>> START DATA TO PROCESS

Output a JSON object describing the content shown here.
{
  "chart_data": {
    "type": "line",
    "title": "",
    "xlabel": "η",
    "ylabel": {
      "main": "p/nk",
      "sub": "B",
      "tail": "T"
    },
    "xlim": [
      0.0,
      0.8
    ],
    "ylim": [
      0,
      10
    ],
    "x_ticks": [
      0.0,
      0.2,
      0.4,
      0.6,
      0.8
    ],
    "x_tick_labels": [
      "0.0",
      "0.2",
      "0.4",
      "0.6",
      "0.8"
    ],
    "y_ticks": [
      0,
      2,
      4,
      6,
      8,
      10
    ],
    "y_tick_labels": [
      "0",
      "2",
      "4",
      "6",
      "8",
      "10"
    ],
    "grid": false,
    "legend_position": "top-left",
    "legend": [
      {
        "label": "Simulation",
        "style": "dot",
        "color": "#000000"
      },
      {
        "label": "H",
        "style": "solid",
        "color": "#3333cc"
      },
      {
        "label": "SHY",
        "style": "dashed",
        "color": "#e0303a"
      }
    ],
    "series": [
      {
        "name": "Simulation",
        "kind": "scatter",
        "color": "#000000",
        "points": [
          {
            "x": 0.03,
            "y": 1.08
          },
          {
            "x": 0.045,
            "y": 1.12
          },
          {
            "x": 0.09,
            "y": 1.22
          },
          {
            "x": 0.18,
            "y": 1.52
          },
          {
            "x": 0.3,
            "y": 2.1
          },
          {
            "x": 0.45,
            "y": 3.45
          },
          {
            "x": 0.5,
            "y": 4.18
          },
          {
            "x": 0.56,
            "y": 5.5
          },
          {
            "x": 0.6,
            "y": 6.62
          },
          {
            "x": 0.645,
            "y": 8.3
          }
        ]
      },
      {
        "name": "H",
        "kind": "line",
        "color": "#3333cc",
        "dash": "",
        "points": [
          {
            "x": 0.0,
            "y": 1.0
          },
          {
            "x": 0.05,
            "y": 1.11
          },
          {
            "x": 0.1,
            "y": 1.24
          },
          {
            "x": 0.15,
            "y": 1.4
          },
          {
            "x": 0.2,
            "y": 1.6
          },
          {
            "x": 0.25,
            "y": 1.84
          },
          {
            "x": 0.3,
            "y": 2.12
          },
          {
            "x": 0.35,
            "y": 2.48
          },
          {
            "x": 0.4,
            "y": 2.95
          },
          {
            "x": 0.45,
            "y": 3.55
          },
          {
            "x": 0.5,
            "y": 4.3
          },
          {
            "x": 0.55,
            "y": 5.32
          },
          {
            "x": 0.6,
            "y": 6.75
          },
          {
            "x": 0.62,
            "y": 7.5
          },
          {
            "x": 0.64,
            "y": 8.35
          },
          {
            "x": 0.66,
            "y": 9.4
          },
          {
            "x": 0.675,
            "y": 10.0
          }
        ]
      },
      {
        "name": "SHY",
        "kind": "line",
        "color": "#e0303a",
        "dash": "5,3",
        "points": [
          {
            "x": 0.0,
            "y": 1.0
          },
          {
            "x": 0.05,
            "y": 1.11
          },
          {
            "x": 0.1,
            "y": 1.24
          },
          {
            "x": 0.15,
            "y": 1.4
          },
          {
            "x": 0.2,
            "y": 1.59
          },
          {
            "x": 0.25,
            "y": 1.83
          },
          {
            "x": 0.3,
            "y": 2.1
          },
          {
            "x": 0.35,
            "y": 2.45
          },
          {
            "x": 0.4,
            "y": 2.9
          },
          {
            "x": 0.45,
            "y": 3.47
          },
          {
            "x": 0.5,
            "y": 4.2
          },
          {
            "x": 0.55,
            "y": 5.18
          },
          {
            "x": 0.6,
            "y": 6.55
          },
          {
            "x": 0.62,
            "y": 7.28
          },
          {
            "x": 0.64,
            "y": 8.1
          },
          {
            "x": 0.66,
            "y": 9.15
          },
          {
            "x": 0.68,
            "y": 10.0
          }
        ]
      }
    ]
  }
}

>> END DATA TO PROCESS

**WHAT TO PRODUCE:** Extract the full listing above without alteration.

**OUTPUT OF THE EXERCISE:**
Output a JSON object describing the content shown here.
{
  "chart_data": {
    "type": "line",
    "title": "",
    "xlabel": "η",
    "ylabel": {
      "main": "p/nk",
      "sub": "B",
      "tail": "T"
    },
    "xlim": [
      0.0,
      0.8
    ],
    "ylim": [
      0,
      10
    ],
    "x_ticks": [
      0.0,
      0.2,
      0.4,
      0.6,
      0.8
    ],
    "x_tick_labels": [
      "0.0",
      "0.2",
      "0.4",
      "0.6",
      "0.8"
    ],
    "y_ticks": [
      0,
      2,
      4,
      6,
      8,
      10
    ],
    "y_tick_labels": [
      "0",
      "2",
      "4",
      "6",
      "8",
      "10"
    ],
    "grid": false,
    "legend_position": "top-left",
    "legend": [
      {
        "label": "Simulation",
        "style": "dot",
        "color": "#000000"
      },
      {
        "label": "H",
        "style": "solid",
        "color": "#3333cc"
      },
      {
        "label": "SHY",
        "style": "dashed",
        "color": "#e0303a"
      }
    ],
    "series": [
      {
        "name": "Simulation",
        "kind": "scatter",
        "color": "#000000",
        "points": [
          {
            "x": 0.03,
            "y": 1.08
          },
          {
            "x": 0.045,
            "y": 1.12
          },
          {
            "x": 0.09,
            "y": 1.22
          },
          {
            "x": 0.18,
            "y": 1.52
          },
          {
            "x": 0.3,
            "y": 2.1
          },
          {
            "x": 0.45,
            "y": 3.45
          },
          {
            "x": 0.5,
            "y": 4.18
          },
          {
            "x": 0.56,
            "y": 5.5
          },
          {
            "x": 0.6,
            "y": 6.62
          },
          {
            "x": 0.645,
            "y": 8.3
          }
        ]
      },
      {
        "name": "H",
        "kind": "line",
        "color": "#3333cc",
        "dash": "",
        "points": [
          {
            "x": 0.0,
            "y": 1.0
          },
          {
            "x": 0.05,
            "y": 1.11
          },
          {
            "x": 0.1,
            "y": 1.24
          },
          {
            "x": 0.15,
            "y": 1.4
          },
          {
            "x": 0.2,
            "y": 1.6
          },
          {
            "x": 0.25,
            "y": 1.84
          },
          {
            "x": 0.3,
            "y": 2.12
          },
          {
            "x": 0.35,
            "y": 2.48
          },
          {
            "x": 0.4,
            "y": 2.95
          },
          {
            "x": 0.45,
            "y": 3.55
          },
          {
            "x": 0.5,
            "y": 4.3
          },
          {
            "x": 0.55,
            "y": 5.32
          },
          {
            "x": 0.6,
            "y": 6.75
          },
          {
            "x": 0.62,
            "y": 7.5
          },
          {
            "x": 0.64,
            "y": 8.35
          },
          {
            "x": 0.66,
            "y": 9.4
          },
          {
            "x": 0.675,
            "y": 10.0
          }
        ]
      },
      {
        "name": "SHY",
        "kind": "line",
        "color": "#e0303a",
        "dash": "5,3",
        "points": [
          {
            "x": 0.0,
            "y": 1.0
          },
          {
            "x": 0.05,
            "y": 1.11
          },
          {
            "x": 0.1,
            "y": 1.24
          },
          {
            "x": 0.15,
            "y": 1.4
          },
          {
            "x": 0.2,
            "y": 1.59
          },
          {
            "x": 0.25,
            "y": 1.83
          },
          {
            "x": 0.3,
            "y": 2.1
          },
          {
            "x": 0.35,
            "y": 2.45
          },
          {
            "x": 0.4,
            "y": 2.9
          },
          {
            "x": 0.45,
            "y": 3.47
          },
          {
            "x": 0.5,
            "y": 4.2
          },
          {
            "x": 0.55,
            "y": 5.18
          },
          {
            "x": 0.6,
            "y": 6.55
          },
          {
            "x": 0.62,
            "y": 7.28
          },
          {
            "x": 0.64,
            "y": 8.1
          },
          {
            "x": 0.66,
            "y": 9.15
          },
          {
            "x": 0.68,
            "y": 10.0
          }
        ]
      }
    ]
  }
}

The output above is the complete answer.